--- Start INFORMATION SUPPLIED ---
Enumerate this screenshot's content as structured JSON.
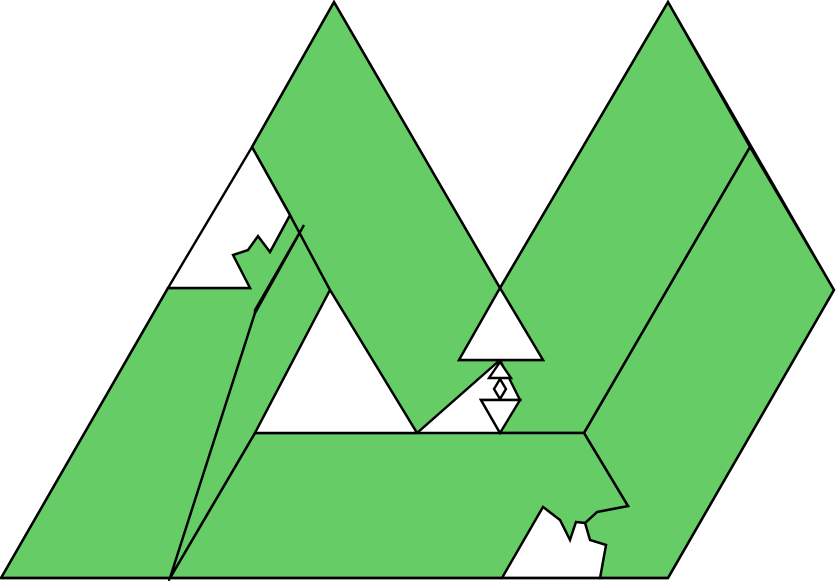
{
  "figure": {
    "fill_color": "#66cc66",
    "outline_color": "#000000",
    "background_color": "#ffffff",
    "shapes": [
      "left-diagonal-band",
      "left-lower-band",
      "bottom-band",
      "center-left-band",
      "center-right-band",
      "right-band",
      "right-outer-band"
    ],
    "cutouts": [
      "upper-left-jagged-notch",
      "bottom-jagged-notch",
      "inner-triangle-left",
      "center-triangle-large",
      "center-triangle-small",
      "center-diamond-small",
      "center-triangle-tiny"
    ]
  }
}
--- End INFORMATION SUPPLIED ---
--- Start INFORMATION SUPPLIED ---
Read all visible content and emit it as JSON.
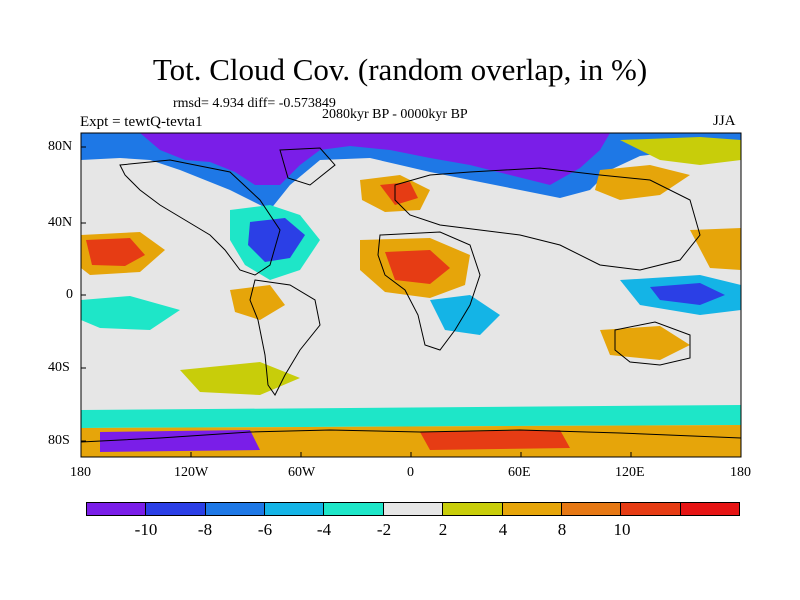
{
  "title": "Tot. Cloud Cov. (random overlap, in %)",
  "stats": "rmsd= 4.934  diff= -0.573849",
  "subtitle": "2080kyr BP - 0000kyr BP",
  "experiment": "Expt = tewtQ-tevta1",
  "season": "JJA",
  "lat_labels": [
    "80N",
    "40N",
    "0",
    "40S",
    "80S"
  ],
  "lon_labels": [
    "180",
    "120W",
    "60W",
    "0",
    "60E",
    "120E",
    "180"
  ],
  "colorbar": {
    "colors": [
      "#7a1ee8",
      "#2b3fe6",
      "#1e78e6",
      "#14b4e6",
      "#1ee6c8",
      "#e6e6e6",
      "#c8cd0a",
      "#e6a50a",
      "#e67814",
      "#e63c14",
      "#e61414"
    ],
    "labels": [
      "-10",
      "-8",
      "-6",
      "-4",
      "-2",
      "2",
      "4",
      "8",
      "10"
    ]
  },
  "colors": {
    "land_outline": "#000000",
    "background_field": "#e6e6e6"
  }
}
--- End INFORMATION SUPPLIED ---
EXERCISE OBJECTIVE = Identify every line above with the string "left" in it. Copy those lines.

THE RESPONSE =
      "left-diagonal-band",
      "left-lower-band",
      "center-left-band",
      "upper-left-jagged-notch",
      "inner-triangle-left",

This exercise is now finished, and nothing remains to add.